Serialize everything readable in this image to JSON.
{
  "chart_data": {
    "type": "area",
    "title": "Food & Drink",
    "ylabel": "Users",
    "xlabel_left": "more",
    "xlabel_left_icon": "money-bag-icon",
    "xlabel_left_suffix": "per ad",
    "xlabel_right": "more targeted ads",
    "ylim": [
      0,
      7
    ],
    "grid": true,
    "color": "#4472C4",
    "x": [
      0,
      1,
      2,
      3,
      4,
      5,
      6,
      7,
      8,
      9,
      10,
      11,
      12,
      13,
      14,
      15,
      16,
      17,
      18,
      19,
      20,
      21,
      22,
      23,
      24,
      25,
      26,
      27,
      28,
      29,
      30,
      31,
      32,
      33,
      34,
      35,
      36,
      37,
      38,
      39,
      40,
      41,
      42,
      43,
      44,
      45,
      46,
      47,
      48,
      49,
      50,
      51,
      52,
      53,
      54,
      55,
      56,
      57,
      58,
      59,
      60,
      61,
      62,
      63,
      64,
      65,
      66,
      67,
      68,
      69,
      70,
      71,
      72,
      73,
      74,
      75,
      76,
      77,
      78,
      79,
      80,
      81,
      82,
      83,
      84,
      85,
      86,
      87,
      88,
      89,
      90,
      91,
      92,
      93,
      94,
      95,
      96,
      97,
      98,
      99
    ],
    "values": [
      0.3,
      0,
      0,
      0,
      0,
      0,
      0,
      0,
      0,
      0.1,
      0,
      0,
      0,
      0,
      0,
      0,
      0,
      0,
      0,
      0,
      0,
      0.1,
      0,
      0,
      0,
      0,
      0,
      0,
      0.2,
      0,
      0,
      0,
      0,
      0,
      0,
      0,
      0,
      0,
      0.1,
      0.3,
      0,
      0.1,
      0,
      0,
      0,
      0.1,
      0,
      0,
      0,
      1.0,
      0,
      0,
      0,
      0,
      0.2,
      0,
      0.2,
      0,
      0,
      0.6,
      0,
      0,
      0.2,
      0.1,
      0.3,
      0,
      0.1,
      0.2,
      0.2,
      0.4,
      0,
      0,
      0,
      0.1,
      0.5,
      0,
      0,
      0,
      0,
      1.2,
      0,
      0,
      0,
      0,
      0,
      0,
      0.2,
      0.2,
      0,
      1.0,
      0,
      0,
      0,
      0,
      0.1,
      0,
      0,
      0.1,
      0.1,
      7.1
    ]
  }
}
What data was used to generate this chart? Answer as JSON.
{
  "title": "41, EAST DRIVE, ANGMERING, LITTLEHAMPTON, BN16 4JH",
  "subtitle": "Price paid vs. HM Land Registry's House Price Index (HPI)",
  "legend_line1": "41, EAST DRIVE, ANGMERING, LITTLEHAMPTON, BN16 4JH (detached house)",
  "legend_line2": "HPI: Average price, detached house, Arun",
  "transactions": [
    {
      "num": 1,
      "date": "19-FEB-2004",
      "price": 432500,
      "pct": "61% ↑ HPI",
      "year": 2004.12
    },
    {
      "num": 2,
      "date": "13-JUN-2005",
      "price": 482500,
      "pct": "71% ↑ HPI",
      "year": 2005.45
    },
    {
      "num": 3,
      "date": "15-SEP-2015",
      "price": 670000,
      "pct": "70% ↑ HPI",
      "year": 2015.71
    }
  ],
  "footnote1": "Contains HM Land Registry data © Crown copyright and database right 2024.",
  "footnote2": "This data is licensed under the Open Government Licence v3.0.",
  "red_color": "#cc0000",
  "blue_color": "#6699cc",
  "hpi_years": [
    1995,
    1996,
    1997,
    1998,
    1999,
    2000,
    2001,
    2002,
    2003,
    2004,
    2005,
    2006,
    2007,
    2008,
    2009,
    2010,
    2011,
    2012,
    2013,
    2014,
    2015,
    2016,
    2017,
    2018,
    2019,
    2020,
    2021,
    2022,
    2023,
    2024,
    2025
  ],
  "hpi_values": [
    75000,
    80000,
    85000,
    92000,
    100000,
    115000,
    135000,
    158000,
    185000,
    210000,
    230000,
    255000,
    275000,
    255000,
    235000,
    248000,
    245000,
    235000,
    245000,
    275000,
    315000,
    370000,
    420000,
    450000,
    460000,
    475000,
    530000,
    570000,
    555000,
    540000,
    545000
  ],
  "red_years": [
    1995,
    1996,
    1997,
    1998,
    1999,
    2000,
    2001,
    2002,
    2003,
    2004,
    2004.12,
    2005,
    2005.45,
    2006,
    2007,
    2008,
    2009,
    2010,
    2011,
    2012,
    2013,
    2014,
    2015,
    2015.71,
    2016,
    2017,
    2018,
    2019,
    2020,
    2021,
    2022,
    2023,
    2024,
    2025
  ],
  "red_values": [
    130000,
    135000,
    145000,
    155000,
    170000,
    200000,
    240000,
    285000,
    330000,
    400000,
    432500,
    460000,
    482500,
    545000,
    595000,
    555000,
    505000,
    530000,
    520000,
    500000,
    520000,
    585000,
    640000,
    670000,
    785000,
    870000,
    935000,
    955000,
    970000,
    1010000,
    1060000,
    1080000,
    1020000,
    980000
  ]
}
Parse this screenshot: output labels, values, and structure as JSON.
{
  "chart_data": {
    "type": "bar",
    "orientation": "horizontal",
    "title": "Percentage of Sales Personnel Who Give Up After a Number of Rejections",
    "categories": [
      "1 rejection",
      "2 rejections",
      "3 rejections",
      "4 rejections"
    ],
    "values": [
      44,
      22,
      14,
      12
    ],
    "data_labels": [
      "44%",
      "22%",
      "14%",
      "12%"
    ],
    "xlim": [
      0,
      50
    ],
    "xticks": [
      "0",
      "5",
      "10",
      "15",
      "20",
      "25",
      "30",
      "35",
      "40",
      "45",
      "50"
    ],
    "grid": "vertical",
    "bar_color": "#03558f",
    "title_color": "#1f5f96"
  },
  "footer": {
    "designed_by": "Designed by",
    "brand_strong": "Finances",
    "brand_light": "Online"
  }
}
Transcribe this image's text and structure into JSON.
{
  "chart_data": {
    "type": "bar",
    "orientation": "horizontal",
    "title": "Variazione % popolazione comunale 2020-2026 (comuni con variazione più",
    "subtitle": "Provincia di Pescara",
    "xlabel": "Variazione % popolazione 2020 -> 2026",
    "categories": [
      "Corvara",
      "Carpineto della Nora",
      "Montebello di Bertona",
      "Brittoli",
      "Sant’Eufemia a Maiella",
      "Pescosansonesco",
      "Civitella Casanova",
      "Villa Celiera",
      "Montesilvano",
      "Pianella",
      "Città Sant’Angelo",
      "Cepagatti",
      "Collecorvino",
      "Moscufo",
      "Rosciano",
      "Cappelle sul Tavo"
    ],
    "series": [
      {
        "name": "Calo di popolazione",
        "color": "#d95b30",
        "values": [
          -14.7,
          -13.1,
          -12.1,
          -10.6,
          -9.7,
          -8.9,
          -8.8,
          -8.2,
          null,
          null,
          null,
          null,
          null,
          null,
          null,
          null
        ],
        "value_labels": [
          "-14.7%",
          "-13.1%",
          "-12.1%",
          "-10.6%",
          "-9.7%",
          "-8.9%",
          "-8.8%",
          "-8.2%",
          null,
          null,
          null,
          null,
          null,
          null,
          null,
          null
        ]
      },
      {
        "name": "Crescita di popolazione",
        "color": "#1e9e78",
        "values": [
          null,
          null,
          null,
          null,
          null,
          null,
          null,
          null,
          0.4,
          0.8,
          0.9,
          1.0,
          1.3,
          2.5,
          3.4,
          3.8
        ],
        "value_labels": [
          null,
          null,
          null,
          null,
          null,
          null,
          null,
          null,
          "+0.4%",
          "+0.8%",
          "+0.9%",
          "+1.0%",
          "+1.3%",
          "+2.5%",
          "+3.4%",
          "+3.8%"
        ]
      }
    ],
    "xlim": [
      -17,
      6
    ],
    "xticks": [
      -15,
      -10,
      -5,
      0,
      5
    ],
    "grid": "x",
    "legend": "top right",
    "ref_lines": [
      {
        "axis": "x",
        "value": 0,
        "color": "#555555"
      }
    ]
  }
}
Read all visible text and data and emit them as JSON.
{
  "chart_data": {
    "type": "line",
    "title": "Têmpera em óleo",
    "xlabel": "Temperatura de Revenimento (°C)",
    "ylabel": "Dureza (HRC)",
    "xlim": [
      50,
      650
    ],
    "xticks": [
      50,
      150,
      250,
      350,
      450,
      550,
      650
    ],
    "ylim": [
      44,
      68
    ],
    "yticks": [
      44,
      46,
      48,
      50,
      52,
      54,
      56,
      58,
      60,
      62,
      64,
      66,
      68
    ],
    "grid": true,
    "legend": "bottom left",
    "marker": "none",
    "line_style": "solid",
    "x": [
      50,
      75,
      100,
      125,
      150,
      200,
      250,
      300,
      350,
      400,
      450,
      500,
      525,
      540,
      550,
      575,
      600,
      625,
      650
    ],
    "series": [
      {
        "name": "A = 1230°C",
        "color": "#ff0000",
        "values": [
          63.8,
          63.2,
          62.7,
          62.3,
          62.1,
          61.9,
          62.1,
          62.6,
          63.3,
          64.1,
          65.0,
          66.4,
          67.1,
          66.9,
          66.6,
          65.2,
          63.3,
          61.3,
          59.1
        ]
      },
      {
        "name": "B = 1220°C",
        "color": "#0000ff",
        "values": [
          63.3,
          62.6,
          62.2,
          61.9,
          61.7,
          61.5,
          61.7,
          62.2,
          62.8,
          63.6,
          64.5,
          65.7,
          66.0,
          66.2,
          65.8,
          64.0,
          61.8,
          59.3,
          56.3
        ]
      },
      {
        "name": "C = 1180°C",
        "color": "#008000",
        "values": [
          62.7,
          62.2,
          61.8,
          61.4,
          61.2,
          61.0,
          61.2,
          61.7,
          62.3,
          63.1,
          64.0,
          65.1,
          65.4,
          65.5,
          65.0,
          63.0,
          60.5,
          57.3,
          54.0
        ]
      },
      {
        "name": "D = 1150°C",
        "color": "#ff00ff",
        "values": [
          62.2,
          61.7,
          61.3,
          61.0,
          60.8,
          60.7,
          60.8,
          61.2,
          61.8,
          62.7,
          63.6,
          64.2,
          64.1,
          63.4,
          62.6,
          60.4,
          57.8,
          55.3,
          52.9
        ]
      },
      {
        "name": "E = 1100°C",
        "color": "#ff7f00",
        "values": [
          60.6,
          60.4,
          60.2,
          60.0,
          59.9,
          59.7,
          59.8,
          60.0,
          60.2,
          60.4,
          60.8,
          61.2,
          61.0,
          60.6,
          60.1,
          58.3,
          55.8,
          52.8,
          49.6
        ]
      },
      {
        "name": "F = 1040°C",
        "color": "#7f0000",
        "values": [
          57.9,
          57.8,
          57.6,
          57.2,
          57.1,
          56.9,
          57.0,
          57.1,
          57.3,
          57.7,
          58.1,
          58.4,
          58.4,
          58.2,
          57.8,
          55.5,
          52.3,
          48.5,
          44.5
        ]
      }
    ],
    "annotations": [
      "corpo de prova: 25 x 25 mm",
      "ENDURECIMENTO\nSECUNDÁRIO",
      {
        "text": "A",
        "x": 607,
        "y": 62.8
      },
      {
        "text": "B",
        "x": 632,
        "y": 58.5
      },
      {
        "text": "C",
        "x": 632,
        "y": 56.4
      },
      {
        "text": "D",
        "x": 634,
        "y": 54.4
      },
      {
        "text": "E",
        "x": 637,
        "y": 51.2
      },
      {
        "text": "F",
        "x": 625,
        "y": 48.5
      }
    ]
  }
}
::::
Required task: Gather up every line in the data above that contains the word "subtitle", copying each one.

Written solution:
  "subtitle": "Price paid vs. HM Land Registry's House Price Index (HPI)",
    "subtitle": "Provincia di Pescara",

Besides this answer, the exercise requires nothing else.